=== Written instruction ===
Take down each entry exactly as written.

=== Data listing ===
** Begin **

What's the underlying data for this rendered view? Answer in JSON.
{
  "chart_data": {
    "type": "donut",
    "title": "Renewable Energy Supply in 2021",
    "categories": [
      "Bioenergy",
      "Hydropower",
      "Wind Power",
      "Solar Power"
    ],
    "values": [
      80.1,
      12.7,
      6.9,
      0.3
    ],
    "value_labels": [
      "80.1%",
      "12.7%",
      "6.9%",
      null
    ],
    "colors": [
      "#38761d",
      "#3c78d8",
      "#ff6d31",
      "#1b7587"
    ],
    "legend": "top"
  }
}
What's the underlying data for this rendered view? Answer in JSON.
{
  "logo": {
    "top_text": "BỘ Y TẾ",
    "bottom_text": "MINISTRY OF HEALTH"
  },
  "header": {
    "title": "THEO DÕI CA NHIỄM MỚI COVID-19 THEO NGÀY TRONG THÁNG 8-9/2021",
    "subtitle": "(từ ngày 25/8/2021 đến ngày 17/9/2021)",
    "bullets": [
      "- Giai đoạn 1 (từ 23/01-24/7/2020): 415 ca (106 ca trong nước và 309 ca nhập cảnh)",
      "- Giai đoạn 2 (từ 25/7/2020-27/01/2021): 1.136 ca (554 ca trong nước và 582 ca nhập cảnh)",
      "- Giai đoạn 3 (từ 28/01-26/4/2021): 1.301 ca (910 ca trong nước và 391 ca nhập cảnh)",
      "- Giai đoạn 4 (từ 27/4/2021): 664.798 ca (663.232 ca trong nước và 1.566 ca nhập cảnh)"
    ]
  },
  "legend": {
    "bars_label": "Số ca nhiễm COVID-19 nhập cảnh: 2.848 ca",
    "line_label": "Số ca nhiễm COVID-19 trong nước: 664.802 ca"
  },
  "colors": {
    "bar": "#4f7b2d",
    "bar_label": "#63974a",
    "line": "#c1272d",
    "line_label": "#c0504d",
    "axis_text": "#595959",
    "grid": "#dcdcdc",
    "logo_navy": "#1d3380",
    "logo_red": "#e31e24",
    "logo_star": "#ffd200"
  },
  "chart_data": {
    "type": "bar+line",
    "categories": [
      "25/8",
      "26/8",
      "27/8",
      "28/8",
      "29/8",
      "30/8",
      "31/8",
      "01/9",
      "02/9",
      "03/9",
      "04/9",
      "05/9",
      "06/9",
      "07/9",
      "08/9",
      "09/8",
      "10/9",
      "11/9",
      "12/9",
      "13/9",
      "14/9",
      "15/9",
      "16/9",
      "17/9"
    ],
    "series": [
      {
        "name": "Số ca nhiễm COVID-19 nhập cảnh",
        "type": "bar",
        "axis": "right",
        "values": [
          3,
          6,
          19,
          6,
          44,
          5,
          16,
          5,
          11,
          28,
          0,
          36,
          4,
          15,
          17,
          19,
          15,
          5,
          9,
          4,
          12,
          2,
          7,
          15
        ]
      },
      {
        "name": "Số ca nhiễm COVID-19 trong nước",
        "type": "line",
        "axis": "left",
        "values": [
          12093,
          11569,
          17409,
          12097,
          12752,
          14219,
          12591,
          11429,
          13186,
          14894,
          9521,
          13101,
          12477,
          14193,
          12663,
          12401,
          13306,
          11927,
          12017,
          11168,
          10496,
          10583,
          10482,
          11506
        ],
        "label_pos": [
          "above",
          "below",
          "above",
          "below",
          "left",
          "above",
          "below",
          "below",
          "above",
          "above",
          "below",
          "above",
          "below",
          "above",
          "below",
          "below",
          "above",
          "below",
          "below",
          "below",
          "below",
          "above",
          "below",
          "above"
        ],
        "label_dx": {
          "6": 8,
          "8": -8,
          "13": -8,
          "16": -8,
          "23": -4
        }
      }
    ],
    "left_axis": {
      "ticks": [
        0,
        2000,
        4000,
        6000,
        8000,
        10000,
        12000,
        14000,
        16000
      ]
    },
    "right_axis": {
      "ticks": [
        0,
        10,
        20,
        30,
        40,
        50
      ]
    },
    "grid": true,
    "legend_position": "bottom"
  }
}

** End **

=== Complete output ===
What's the underlying data for this rendered view? Answer in JSON.
{
  "chart_data": {
    "type": "donut",
    "title": "Renewable Energy Supply in 2021",
    "categories": [
      "Bioenergy",
      "Hydropower",
      "Wind Power",
      "Solar Power"
    ],
    "values": [
      80.1,
      12.7,
      6.9,
      0.3
    ],
    "value_labels": [
      "80.1%",
      "12.7%",
      "6.9%",
      null
    ],
    "colors": [
      "#38761d",
      "#3c78d8",
      "#ff6d31",
      "#1b7587"
    ],
    "legend": "top"
  }
}
What's the underlying data for this rendered view? Answer in JSON.
{
  "logo": {
    "top_text": "BỘ Y TẾ",
    "bottom_text": "MINISTRY OF HEALTH"
  },
  "header": {
    "title": "THEO DÕI CA NHIỄM MỚI COVID-19 THEO NGÀY TRONG THÁNG 8-9/2021",
    "subtitle": "(từ ngày 25/8/2021 đến ngày 17/9/2021)",
    "bullets": [
      "- Giai đoạn 1 (từ 23/01-24/7/2020): 415 ca (106 ca trong nước và 309 ca nhập cảnh)",
      "- Giai đoạn 2 (từ 25/7/2020-27/01/2021): 1.136 ca (554 ca trong nước và 582 ca nhập cảnh)",
      "- Giai đoạn 3 (từ 28/01-26/4/2021): 1.301 ca (910 ca trong nước và 391 ca nhập cảnh)",
      "- Giai đoạn 4 (từ 27/4/2021): 664.798 ca (663.232 ca trong nước và 1.566 ca nhập cảnh)"
    ]
  },
  "legend": {
    "bars_label": "Số ca nhiễm COVID-19 nhập cảnh: 2.848 ca",
    "line_label": "Số ca nhiễm COVID-19 trong nước: 664.802 ca"
  },
  "colors": {
    "bar": "#4f7b2d",
    "bar_label": "#63974a",
    "line": "#c1272d",
    "line_label": "#c0504d",
    "axis_text": "#595959",
    "grid": "#dcdcdc",
    "logo_navy": "#1d3380",
    "logo_red": "#e31e24",
    "logo_star": "#ffd200"
  },
  "chart_data": {
    "type": "bar+line",
    "categories": [
      "25/8",
      "26/8",
      "27/8",
      "28/8",
      "29/8",
      "30/8",
      "31/8",
      "01/9",
      "02/9",
      "03/9",
      "04/9",
      "05/9",
      "06/9",
      "07/9",
      "08/9",
      "09/8",
      "10/9",
      "11/9",
      "12/9",
      "13/9",
      "14/9",
      "15/9",
      "16/9",
      "17/9"
    ],
    "series": [
      {
        "name": "Số ca nhiễm COVID-19 nhập cảnh",
        "type": "bar",
        "axis": "right",
        "values": [
          3,
          6,
          19,
          6,
          44,
          5,
          16,
          5,
          11,
          28,
          0,
          36,
          4,
          15,
          17,
          19,
          15,
          5,
          9,
          4,
          12,
          2,
          7,
          15
        ]
      },
      {
        "name": "Số ca nhiễm COVID-19 trong nước",
        "type": "line",
        "axis": "left",
        "values": [
          12093,
          11569,
          17409,
          12097,
          12752,
          14219,
          12591,
          11429,
          13186,
          14894,
          9521,
          13101,
          12477,
          14193,
          12663,
          12401,
          13306,
          11927,
          12017,
          11168,
          10496,
          10583,
          10482,
          11506
        ],
        "label_pos": [
          "above",
          "below",
          "above",
          "below",
          "left",
          "above",
          "below",
          "below",
          "above",
          "above",
          "below",
          "above",
          "below",
          "above",
          "below",
          "below",
          "above",
          "below",
          "below",
          "below",
          "below",
          "above",
          "below",
          "above"
        ],
        "label_dx": {
          "6": 8,
          "8": -8,
          "13": -8,
          "16": -8,
          "23": -4
        }
      }
    ],
    "left_axis": {
      "ticks": [
        0,
        2000,
        4000,
        6000,
        8000,
        10000,
        12000,
        14000,
        16000
      ]
    },
    "right_axis": {
      "ticks": [
        0,
        10,
        20,
        30,
        40,
        50
      ]
    },
    "grid": true,
    "legend_position": "bottom"
  }
}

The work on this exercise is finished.